Can you pull out the lines from the start of the records through the line containing "List every element", both ends included, and copy them unchanged but without the pictures?

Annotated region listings
***

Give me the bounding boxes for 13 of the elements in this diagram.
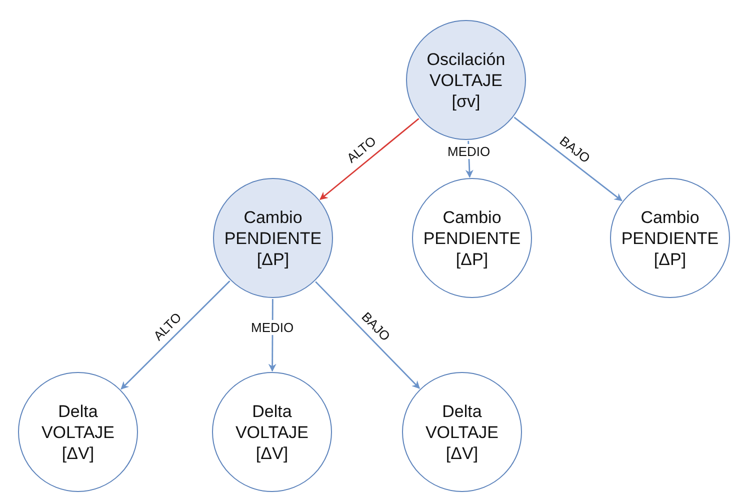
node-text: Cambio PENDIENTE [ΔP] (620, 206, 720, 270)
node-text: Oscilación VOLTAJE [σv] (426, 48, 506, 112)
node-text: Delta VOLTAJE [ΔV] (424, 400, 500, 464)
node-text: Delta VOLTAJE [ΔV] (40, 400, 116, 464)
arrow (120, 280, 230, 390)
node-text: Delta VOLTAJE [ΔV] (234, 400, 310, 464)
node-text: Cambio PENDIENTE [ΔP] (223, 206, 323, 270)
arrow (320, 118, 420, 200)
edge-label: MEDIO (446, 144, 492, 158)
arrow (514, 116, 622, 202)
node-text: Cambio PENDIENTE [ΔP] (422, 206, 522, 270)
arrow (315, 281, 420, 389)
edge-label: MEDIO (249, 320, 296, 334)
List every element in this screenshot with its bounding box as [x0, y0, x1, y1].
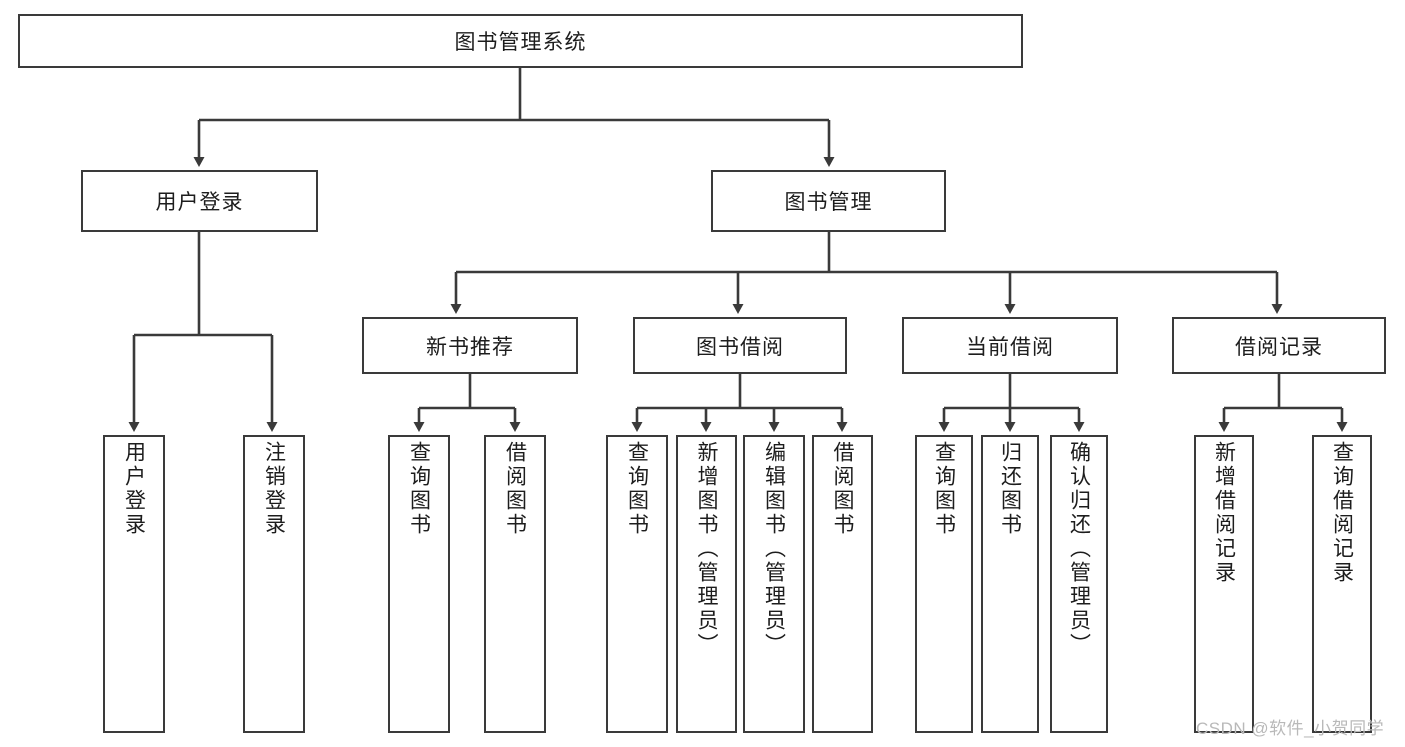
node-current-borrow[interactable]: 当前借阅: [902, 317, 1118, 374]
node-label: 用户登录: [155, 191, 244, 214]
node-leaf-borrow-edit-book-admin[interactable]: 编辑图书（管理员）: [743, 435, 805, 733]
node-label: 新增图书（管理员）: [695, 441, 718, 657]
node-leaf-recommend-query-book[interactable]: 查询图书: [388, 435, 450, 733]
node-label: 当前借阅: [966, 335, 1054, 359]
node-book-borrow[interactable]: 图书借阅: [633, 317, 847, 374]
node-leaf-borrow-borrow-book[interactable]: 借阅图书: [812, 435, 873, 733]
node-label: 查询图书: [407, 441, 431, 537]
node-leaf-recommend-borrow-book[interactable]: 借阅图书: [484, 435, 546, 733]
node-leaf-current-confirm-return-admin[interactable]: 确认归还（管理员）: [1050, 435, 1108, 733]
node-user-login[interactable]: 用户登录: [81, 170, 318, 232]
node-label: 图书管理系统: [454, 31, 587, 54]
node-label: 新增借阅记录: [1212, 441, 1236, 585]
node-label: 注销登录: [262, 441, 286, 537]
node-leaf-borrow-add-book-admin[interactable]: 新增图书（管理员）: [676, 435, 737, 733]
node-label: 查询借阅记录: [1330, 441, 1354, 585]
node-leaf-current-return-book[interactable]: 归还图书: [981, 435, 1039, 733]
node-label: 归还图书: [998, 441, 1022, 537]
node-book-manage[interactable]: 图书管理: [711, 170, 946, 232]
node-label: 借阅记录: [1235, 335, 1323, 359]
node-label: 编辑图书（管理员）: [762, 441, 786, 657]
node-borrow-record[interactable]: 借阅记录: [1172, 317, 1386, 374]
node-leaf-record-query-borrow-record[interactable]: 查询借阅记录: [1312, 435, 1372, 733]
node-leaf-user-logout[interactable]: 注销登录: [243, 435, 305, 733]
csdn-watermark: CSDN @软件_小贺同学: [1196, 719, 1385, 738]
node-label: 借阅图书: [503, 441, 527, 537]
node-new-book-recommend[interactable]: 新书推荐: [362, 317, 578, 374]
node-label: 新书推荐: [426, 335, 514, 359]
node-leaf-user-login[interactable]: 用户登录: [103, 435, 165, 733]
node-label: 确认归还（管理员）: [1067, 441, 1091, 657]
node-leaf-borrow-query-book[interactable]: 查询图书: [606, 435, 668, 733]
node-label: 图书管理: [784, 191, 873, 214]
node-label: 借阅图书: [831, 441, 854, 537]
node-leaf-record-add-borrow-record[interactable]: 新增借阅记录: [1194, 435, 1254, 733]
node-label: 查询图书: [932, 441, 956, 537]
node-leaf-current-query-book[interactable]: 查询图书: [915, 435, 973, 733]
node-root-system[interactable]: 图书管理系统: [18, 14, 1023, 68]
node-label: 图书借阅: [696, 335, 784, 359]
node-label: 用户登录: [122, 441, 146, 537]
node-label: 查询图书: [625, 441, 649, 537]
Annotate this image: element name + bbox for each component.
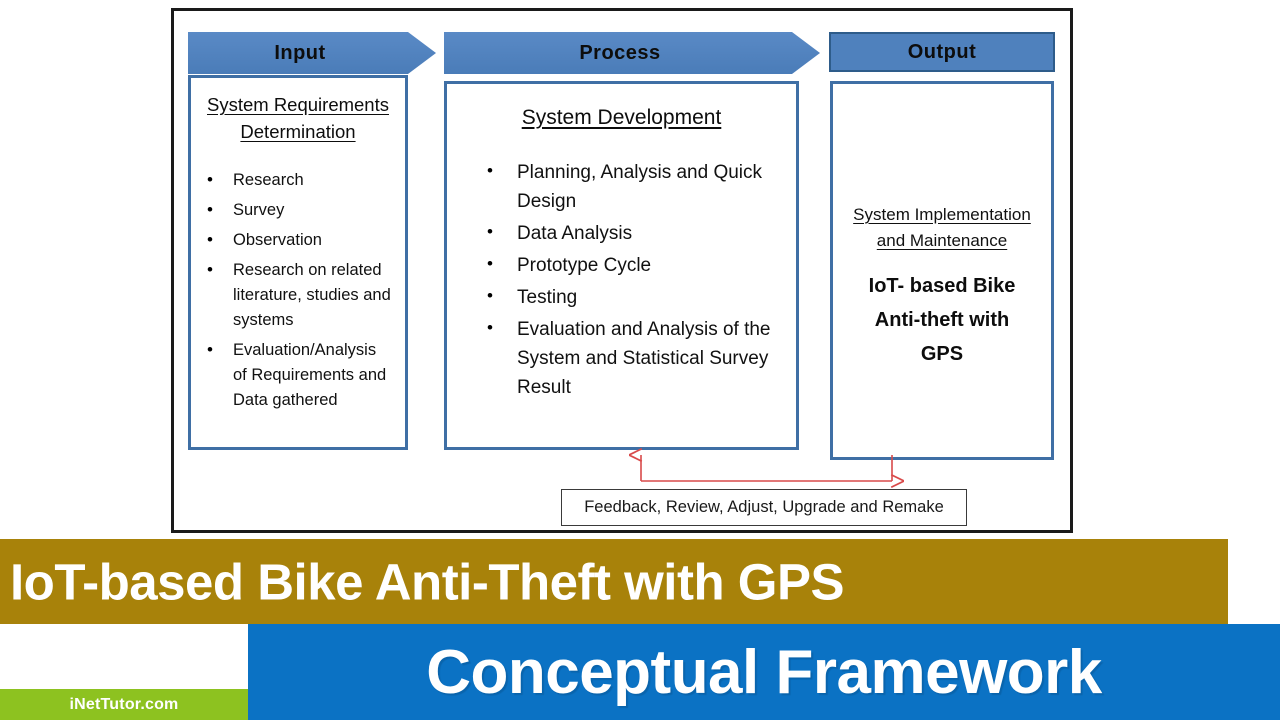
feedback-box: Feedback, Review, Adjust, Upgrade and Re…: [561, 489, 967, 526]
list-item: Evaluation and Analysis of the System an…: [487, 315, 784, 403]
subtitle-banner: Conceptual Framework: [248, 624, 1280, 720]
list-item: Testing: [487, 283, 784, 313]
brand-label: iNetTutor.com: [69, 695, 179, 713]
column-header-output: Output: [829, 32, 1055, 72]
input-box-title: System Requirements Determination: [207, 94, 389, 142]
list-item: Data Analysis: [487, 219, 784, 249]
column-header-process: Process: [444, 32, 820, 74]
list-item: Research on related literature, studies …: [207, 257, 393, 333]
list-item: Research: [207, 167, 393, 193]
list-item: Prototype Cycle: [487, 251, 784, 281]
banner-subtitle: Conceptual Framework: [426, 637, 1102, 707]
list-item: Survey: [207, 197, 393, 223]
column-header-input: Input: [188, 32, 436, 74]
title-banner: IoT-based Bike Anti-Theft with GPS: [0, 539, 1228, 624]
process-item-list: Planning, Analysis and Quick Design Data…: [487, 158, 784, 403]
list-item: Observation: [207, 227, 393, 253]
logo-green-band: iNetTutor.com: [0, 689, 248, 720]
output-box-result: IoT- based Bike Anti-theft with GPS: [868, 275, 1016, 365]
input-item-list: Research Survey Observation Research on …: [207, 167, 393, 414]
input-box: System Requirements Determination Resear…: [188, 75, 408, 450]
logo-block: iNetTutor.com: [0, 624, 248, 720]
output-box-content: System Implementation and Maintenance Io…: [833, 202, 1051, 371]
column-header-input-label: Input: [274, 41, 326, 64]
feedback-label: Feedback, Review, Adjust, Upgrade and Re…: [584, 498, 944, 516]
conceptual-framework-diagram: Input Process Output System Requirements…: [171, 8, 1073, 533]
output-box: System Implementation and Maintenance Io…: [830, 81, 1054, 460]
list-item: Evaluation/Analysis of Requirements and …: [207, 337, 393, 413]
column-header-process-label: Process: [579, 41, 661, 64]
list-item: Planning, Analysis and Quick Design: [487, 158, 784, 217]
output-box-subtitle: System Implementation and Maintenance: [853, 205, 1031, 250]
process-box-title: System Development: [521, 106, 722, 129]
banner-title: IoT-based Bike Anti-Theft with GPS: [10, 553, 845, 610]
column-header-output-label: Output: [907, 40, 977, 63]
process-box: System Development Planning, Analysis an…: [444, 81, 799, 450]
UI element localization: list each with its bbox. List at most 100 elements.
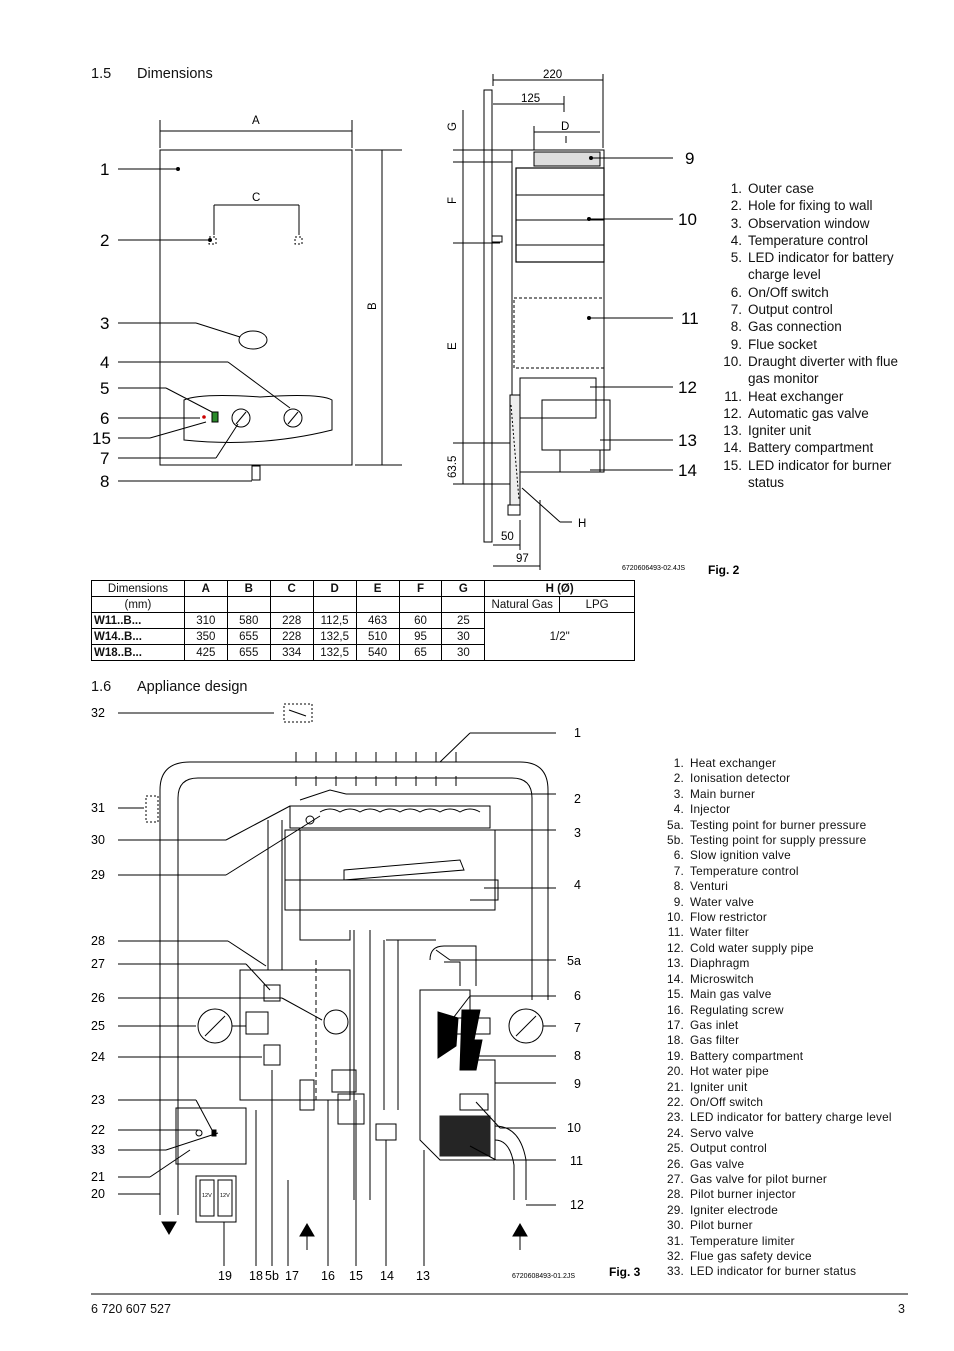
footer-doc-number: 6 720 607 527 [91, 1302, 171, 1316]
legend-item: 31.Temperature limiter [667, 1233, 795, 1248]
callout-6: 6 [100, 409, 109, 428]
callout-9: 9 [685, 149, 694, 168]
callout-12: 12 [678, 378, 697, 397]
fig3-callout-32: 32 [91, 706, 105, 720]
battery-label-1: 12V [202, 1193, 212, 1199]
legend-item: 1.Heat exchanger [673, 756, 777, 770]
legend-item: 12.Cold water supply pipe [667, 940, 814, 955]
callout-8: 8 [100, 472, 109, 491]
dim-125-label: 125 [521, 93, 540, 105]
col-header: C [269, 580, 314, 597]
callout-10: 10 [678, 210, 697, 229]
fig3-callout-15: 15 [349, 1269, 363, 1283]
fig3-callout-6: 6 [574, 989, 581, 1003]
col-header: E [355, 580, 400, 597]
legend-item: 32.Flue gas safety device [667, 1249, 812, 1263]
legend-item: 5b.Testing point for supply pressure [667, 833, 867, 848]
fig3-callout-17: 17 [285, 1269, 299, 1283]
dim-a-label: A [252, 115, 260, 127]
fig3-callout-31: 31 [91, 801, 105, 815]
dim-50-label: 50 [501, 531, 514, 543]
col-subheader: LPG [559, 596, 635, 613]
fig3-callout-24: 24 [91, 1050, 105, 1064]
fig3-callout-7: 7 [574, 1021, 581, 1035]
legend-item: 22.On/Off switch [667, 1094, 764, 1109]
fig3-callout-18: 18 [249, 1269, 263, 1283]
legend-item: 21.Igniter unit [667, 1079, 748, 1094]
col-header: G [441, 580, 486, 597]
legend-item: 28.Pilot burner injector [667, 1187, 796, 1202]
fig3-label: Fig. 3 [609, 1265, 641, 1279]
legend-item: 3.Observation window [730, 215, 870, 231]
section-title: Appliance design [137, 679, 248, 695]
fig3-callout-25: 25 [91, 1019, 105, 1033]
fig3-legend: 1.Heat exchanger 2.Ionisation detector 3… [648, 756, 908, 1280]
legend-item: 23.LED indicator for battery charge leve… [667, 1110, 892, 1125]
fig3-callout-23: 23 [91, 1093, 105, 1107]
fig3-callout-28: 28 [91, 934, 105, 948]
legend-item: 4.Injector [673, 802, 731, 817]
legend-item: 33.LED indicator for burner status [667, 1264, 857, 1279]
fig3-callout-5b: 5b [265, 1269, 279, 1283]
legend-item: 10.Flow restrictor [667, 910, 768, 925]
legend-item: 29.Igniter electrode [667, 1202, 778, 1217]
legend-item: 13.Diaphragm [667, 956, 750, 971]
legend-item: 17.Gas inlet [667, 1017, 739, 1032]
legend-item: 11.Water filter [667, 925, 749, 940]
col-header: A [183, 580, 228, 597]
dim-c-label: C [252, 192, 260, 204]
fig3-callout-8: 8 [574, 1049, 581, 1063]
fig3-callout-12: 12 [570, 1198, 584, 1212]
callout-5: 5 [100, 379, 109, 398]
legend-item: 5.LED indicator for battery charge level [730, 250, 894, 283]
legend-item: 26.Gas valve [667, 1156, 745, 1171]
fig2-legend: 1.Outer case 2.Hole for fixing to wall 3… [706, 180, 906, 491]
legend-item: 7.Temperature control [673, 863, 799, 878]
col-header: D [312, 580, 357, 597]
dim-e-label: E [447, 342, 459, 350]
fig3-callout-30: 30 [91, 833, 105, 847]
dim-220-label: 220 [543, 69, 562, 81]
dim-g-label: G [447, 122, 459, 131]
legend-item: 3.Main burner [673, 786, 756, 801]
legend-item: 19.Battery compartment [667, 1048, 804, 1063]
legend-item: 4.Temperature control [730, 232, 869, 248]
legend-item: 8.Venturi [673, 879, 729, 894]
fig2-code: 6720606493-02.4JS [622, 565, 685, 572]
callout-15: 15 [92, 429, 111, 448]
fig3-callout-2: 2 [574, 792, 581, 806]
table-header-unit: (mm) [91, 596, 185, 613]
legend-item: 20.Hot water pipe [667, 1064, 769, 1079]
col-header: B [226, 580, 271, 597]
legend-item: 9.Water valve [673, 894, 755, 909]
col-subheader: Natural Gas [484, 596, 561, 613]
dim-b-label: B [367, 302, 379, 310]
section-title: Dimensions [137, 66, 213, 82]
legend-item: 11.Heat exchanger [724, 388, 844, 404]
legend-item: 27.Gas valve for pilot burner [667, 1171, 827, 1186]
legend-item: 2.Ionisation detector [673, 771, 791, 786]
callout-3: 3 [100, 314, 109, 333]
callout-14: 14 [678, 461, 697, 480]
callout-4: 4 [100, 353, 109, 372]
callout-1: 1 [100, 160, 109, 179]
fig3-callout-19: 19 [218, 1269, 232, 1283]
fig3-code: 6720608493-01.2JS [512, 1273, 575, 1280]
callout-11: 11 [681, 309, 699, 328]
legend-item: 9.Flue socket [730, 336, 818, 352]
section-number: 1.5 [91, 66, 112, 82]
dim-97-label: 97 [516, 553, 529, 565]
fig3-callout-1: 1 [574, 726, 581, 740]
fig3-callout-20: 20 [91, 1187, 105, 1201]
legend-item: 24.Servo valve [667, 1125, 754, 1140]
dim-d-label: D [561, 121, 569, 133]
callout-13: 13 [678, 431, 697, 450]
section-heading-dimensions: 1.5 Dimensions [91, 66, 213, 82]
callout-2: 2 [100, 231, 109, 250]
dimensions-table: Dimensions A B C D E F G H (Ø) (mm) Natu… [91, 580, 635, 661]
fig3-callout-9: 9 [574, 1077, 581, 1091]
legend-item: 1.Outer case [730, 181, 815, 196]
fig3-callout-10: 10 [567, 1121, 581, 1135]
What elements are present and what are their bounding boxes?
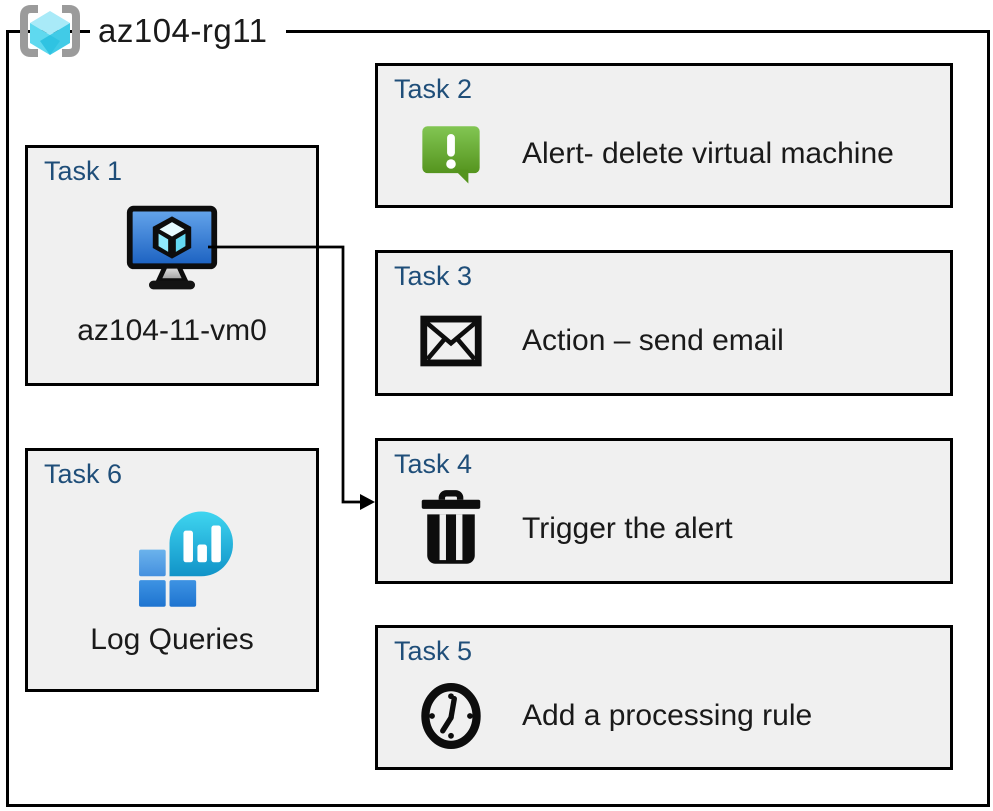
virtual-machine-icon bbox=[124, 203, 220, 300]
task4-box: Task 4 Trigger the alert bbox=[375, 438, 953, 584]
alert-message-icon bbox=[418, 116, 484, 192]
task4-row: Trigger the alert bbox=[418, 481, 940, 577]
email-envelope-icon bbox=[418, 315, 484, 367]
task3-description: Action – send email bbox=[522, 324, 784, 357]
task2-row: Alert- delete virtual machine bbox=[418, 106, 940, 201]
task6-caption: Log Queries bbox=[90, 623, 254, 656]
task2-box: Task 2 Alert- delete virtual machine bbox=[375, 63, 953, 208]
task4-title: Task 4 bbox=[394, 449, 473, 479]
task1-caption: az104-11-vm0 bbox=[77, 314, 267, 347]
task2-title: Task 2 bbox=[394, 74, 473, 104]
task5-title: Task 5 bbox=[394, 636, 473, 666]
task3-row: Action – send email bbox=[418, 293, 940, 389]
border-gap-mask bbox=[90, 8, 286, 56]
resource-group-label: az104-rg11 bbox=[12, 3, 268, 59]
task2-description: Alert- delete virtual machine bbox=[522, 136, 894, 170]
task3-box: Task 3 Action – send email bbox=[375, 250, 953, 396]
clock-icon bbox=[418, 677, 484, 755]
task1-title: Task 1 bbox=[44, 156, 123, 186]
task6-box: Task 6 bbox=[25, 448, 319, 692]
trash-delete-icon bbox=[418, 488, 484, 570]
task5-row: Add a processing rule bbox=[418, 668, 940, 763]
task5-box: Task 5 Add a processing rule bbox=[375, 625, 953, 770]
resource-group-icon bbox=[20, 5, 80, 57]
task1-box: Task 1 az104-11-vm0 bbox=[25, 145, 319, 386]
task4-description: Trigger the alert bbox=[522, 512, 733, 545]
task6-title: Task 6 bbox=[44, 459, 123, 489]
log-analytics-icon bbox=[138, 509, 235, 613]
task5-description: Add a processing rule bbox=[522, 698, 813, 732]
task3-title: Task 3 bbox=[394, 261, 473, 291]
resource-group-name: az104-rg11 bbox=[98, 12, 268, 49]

***

Solution to the problem -
Give me the bounding boxes for 13 of the elements in this diagram.
node-text: Cambio PENDIENTE [ΔP] (620, 206, 720, 270)
node-text: Oscilación VOLTAJE [σv] (426, 48, 506, 112)
node-text: Delta VOLTAJE [ΔV] (424, 400, 500, 464)
node-text: Delta VOLTAJE [ΔV] (40, 400, 116, 464)
arrow (120, 280, 230, 390)
node-text: Delta VOLTAJE [ΔV] (234, 400, 310, 464)
node-text: Cambio PENDIENTE [ΔP] (223, 206, 323, 270)
arrow (320, 118, 420, 200)
edge-label: MEDIO (446, 144, 492, 158)
arrow (514, 116, 622, 202)
node-text: Cambio PENDIENTE [ΔP] (422, 206, 522, 270)
arrow (315, 281, 420, 389)
edge-label: MEDIO (249, 320, 296, 334)
List every element in this screenshot with its bounding box as [x0, y0, x1, y1].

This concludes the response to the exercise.